-- STATED GOAL --
The records should be repeated word for word, pictures excluded.
─── DATA ENTRIES
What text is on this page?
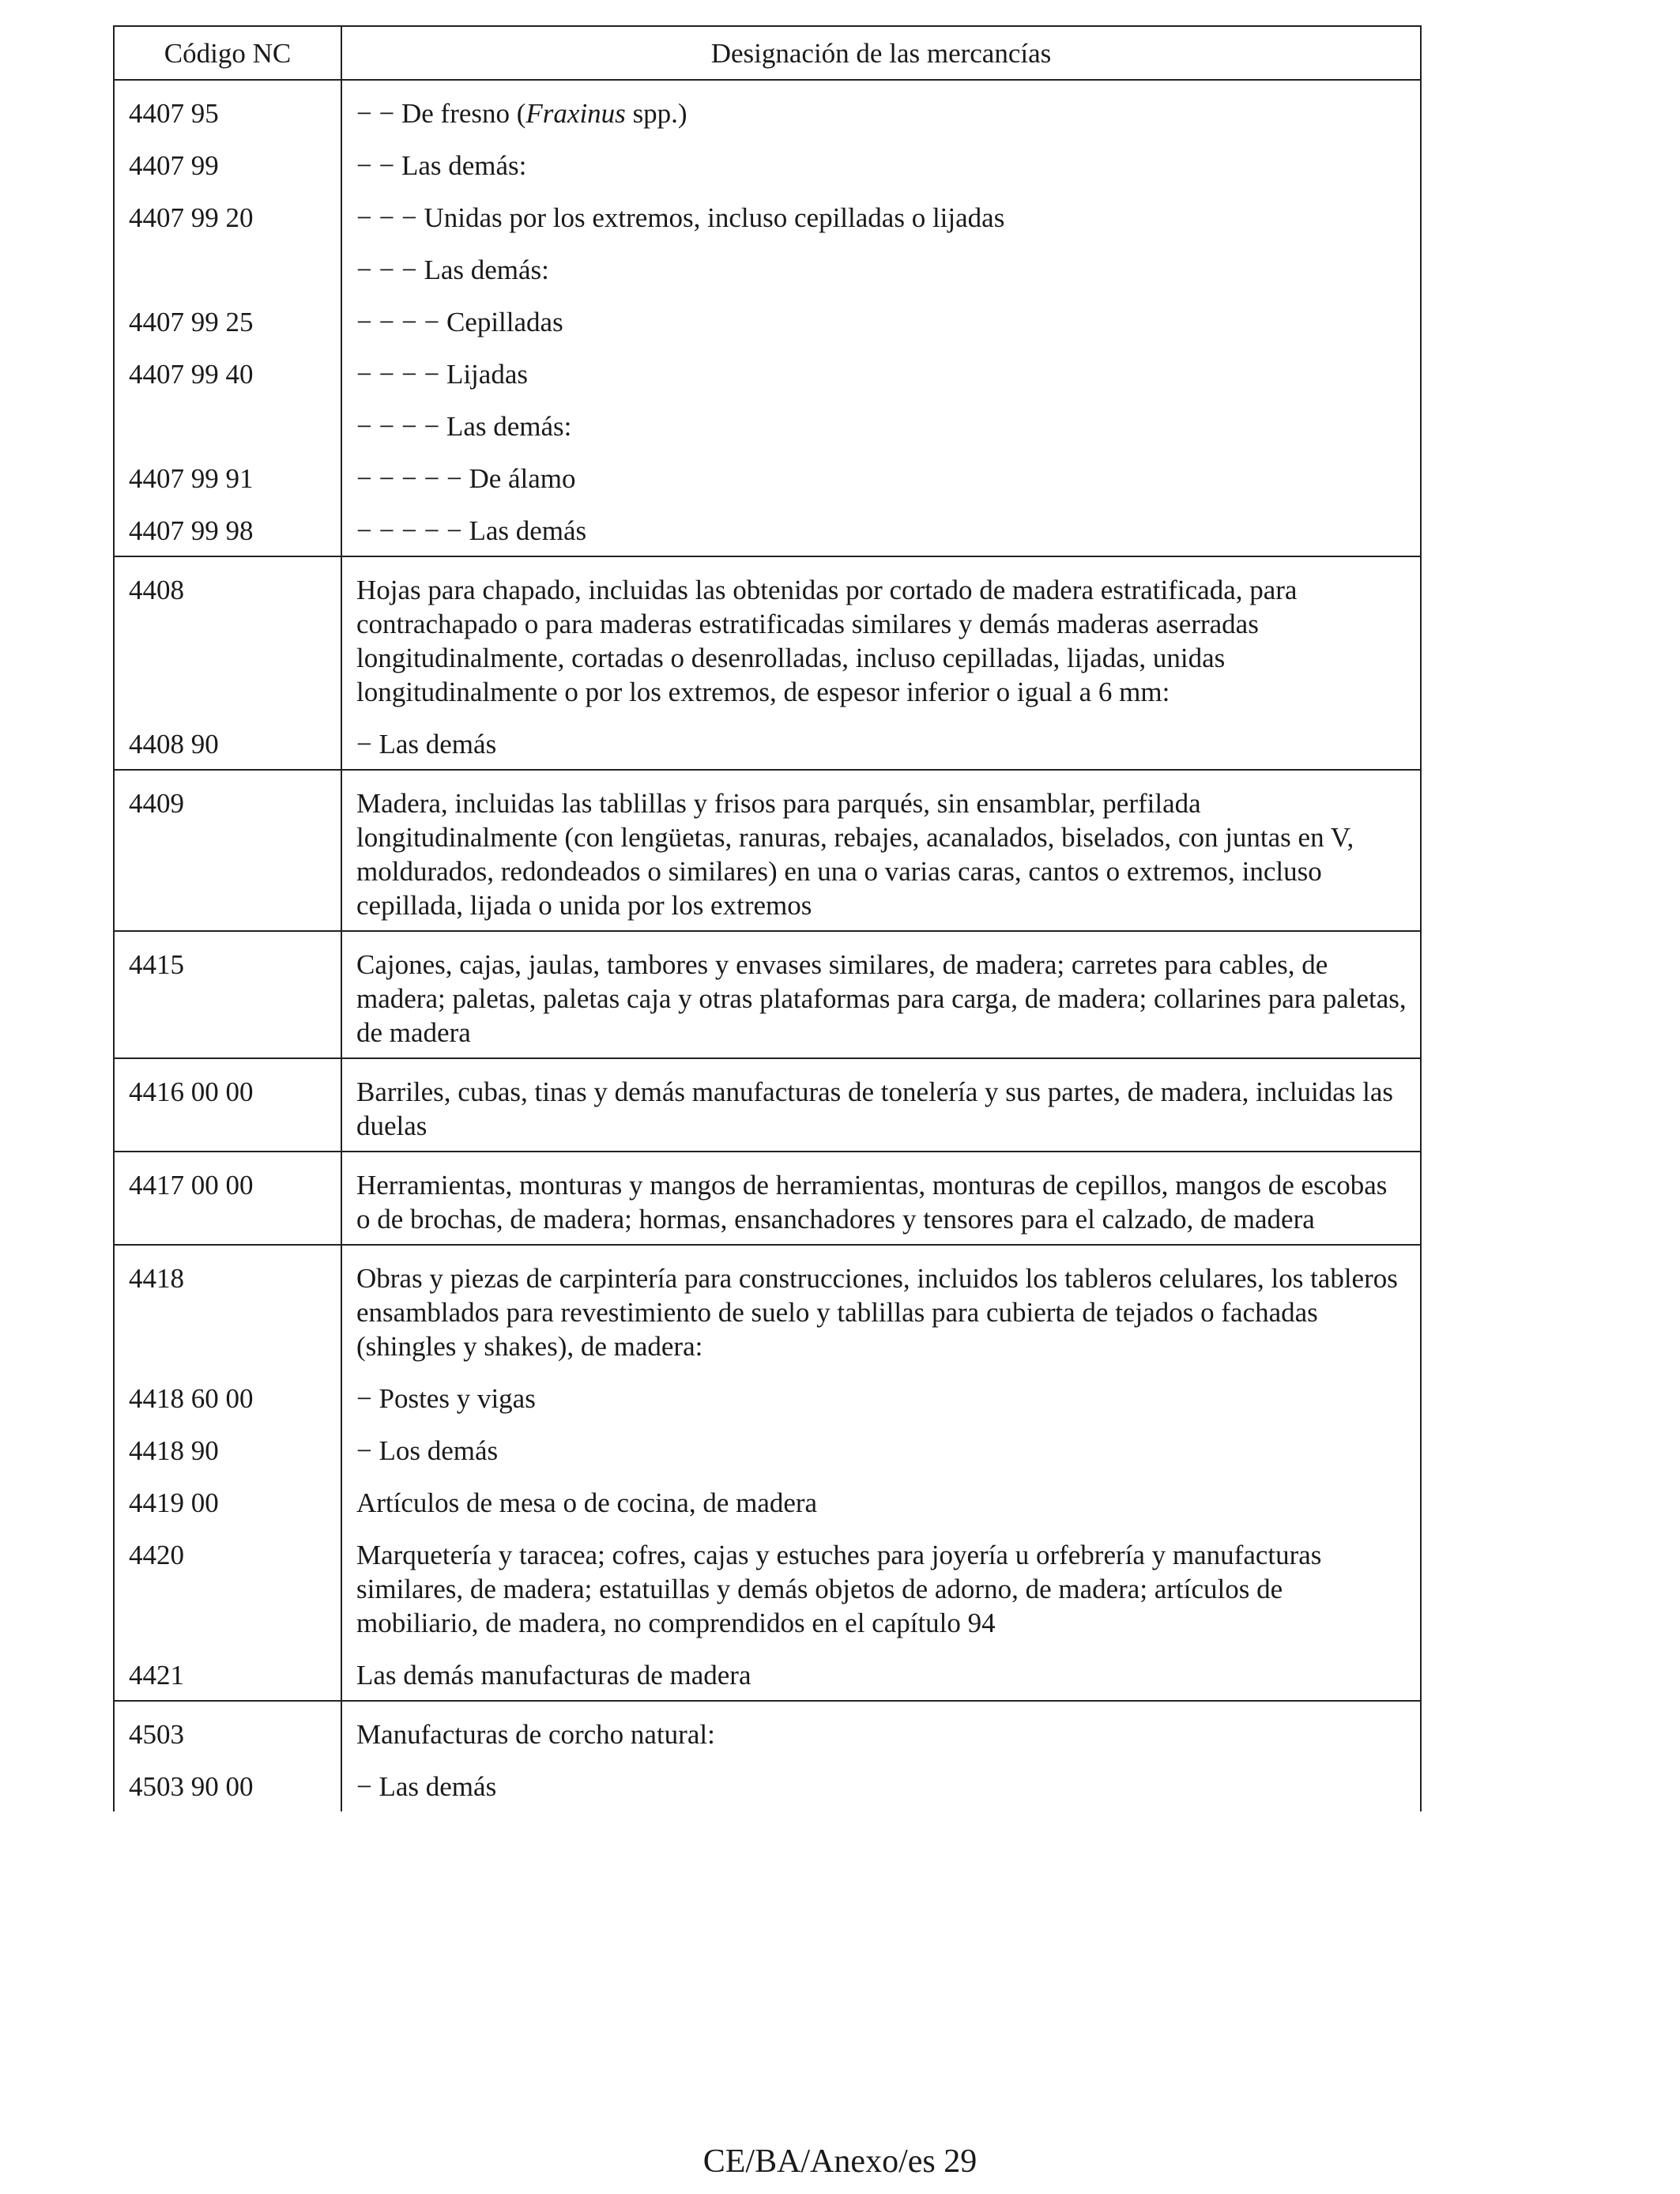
Código NC	Designación de las mercancías
4407 95	− − De fresno (Fraxinus spp.)
4407 99	− − Las demás:
4407 99 20	− − − Unidas por los extremos, incluso cepilladas o lijadas
	− − − Las demás:
4407 99 25	− − − − Cepilladas
4407 99 40	− − − − Lijadas
	− − − − Las demás:
4407 99 91	− − − − − De álamo
4407 99 98	− − − − − Las demás
4408	Hojas para chapado, incluidas las obtenidas por cortado de madera estratificada, para contrachapado o para maderas estratificadas similares y demás maderas aserradas longitudinalmente, cortadas o desenrolladas, incluso cepilladas, lijadas, unidas longitudinalmente o por los extremos, de espesor inferior o igual a 6 mm:
4408 90	− Las demás
4409	Madera, incluidas las tablillas y frisos para parqués, sin ensamblar, perfilada longitudinalmente (con lengüetas, ranuras, rebajes, acanalados, biselados, con juntas en V, moldurados, redondeados o similares) en una o varias caras, cantos o extremos, incluso cepillada, lijada o unida por los extremos
4415	Cajones, cajas, jaulas, tambores y envases similares, de madera; carretes para cables, de madera; paletas, paletas caja y otras plataformas para carga, de madera; collarines para paletas, de madera
4416 00 00	Barriles, cubas, tinas y demás manufacturas de tonelería y sus partes, de madera, incluidas las duelas
4417 00 00	Herramientas, monturas y mangos de herramientas, monturas de cepillos, mangos de escobas o de brochas, de madera; hormas, ensanchadores y tensores para el calzado, de madera
4418	Obras y piezas de carpintería para construcciones, incluidos los tableros celulares, los tableros ensamblados para revestimiento de suelo y tablillas para cubierta de tejados o fachadas (shingles y shakes), de madera:
4418 60 00	− Postes y vigas
4418 90	− Los demás
4419 00	Artículos de mesa o de cocina, de madera
4420	Marquetería y taracea; cofres, cajas y estuches para joyería u orfebrería y manufacturas similares, de madera; estatuillas y demás objetos de adorno, de madera; artículos de mobiliario, de madera, no comprendidos en el capítulo 94
4421	Las demás manufacturas de madera
4503	Manufacturas de corcho natural:
4503 90 00	− Las demás
CE/BA/Anexo/es 29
──────
-- THE ANSWER --
What text is on this page?
Código NC	Designación de las mercancías
4407 95	− − De fresno (Fraxinus spp.)
4407 99	− − Las demás:
4407 99 20	− − − Unidas por los extremos, incluso cepilladas o lijadas
	− − − Las demás:
4407 99 25	− − − − Cepilladas
4407 99 40	− − − − Lijadas
	− − − − Las demás:
4407 99 91	− − − − − De álamo
4407 99 98	− − − − − Las demás
4408	Hojas para chapado, incluidas las obtenidas por cortado de madera estratificada, para contrachapado o para maderas estratificadas similares y demás maderas aserradas longitudinalmente, cortadas o desenrolladas, incluso cepilladas, lijadas, unidas longitudinalmente o por los extremos, de espesor inferior o igual a 6 mm:
4408 90	− Las demás
4409	Madera, incluidas las tablillas y frisos para parqués, sin ensamblar, perfilada longitudinalmente (con lengüetas, ranuras, rebajes, acanalados, biselados, con juntas en V, moldurados, redondeados o similares) en una o varias caras, cantos o extremos, incluso cepillada, lijada o unida por los extremos
4415	Cajones, cajas, jaulas, tambores y envases similares, de madera; carretes para cables, de madera; paletas, paletas caja y otras plataformas para carga, de madera; collarines para paletas, de madera
4416 00 00	Barriles, cubas, tinas y demás manufacturas de tonelería y sus partes, de madera, incluidas las duelas
4417 00 00	Herramientas, monturas y mangos de herramientas, monturas de cepillos, mangos de escobas o de brochas, de madera; hormas, ensanchadores y tensores para el calzado, de madera
4418	Obras y piezas de carpintería para construcciones, incluidos los tableros celulares, los tableros ensamblados para revestimiento de suelo y tablillas para cubierta de tejados o fachadas (shingles y shakes), de madera:
4418 60 00	− Postes y vigas
4418 90	− Los demás
4419 00	Artículos de mesa o de cocina, de madera
4420	Marquetería y taracea; cofres, cajas y estuches para joyería u orfebrería y manufacturas similares, de madera; estatuillas y demás objetos de adorno, de madera; artículos de mobiliario, de madera, no comprendidos en el capítulo 94
4421	Las demás manufacturas de madera
4503	Manufacturas de corcho natural:
4503 90 00	− Las demás
CE/BA/Anexo/es 29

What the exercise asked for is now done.